PROBLEM TO SOLVE:
Extract the text of each entry below exactly, leaving every image behind.
□ □ □ □ □
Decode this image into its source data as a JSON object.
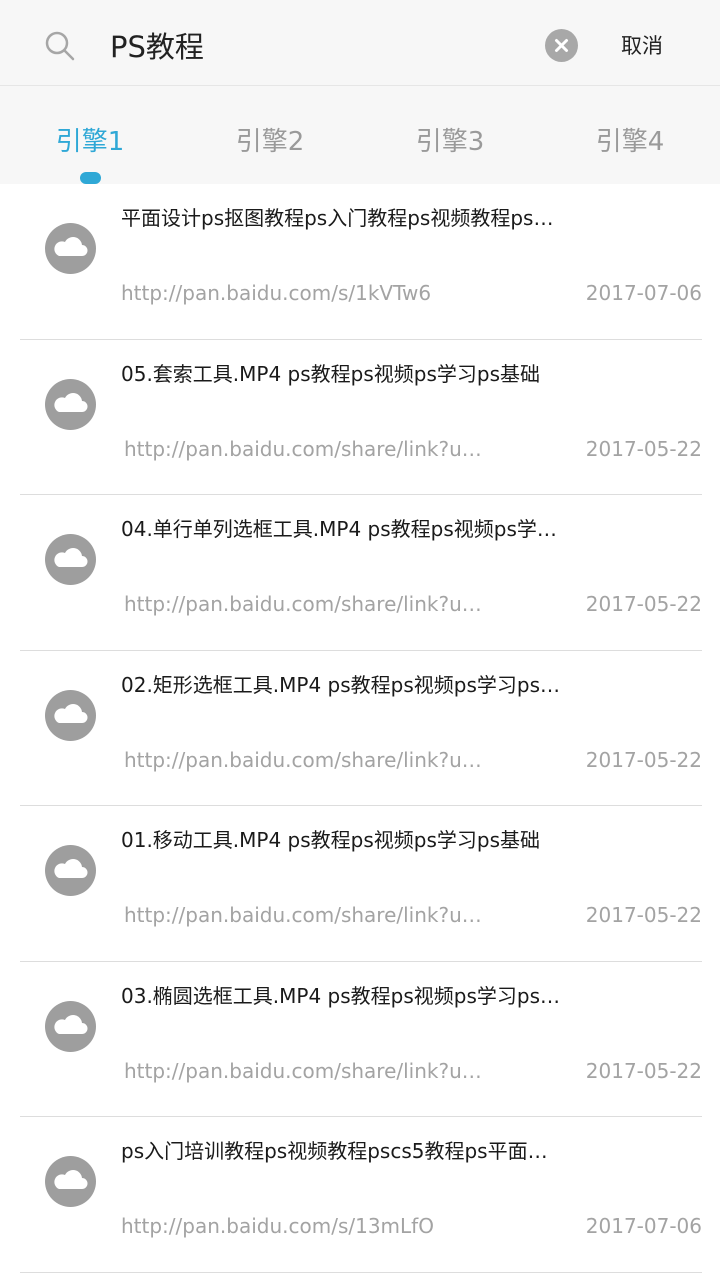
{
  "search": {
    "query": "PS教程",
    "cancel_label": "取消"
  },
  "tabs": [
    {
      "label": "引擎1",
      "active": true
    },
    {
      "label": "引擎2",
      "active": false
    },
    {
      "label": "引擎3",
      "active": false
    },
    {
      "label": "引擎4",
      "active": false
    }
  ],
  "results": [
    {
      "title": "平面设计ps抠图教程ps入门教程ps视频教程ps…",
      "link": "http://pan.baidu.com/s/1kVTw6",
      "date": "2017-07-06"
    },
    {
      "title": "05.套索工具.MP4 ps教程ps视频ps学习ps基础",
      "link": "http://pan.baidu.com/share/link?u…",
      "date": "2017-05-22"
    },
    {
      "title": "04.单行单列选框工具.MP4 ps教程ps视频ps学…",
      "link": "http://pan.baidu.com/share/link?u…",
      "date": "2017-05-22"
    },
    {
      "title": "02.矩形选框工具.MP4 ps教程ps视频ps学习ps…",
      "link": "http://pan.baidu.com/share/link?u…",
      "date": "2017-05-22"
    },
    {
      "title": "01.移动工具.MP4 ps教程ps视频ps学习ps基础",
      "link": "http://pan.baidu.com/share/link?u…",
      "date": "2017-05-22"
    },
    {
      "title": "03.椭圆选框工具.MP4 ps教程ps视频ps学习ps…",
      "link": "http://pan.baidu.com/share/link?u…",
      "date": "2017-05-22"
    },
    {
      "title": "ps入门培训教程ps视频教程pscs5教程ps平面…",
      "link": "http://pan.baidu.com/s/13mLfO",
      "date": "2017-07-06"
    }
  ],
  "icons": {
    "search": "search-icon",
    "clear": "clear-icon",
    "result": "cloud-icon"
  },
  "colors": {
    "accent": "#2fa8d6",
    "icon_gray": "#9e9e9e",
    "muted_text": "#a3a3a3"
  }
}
□ □ □ □ □
ANSWER:
Decode this image into its source data as a JSON object.
{
  "search": {
    "query": "PS教程",
    "cancel_label": "取消"
  },
  "tabs": [
    {
      "label": "引擎1",
      "active": true
    },
    {
      "label": "引擎2",
      "active": false
    },
    {
      "label": "引擎3",
      "active": false
    },
    {
      "label": "引擎4",
      "active": false
    }
  ],
  "results": [
    {
      "title": "平面设计ps抠图教程ps入门教程ps视频教程ps…",
      "link": "http://pan.baidu.com/s/1kVTw6",
      "date": "2017-07-06"
    },
    {
      "title": "05.套索工具.MP4 ps教程ps视频ps学习ps基础",
      "link": "http://pan.baidu.com/share/link?u…",
      "date": "2017-05-22"
    },
    {
      "title": "04.单行单列选框工具.MP4 ps教程ps视频ps学…",
      "link": "http://pan.baidu.com/share/link?u…",
      "date": "2017-05-22"
    },
    {
      "title": "02.矩形选框工具.MP4 ps教程ps视频ps学习ps…",
      "link": "http://pan.baidu.com/share/link?u…",
      "date": "2017-05-22"
    },
    {
      "title": "01.移动工具.MP4 ps教程ps视频ps学习ps基础",
      "link": "http://pan.baidu.com/share/link?u…",
      "date": "2017-05-22"
    },
    {
      "title": "03.椭圆选框工具.MP4 ps教程ps视频ps学习ps…",
      "link": "http://pan.baidu.com/share/link?u…",
      "date": "2017-05-22"
    },
    {
      "title": "ps入门培训教程ps视频教程pscs5教程ps平面…",
      "link": "http://pan.baidu.com/s/13mLfO",
      "date": "2017-07-06"
    }
  ],
  "icons": {
    "search": "search-icon",
    "clear": "clear-icon",
    "result": "cloud-icon"
  },
  "colors": {
    "accent": "#2fa8d6",
    "icon_gray": "#9e9e9e",
    "muted_text": "#a3a3a3"
  }
}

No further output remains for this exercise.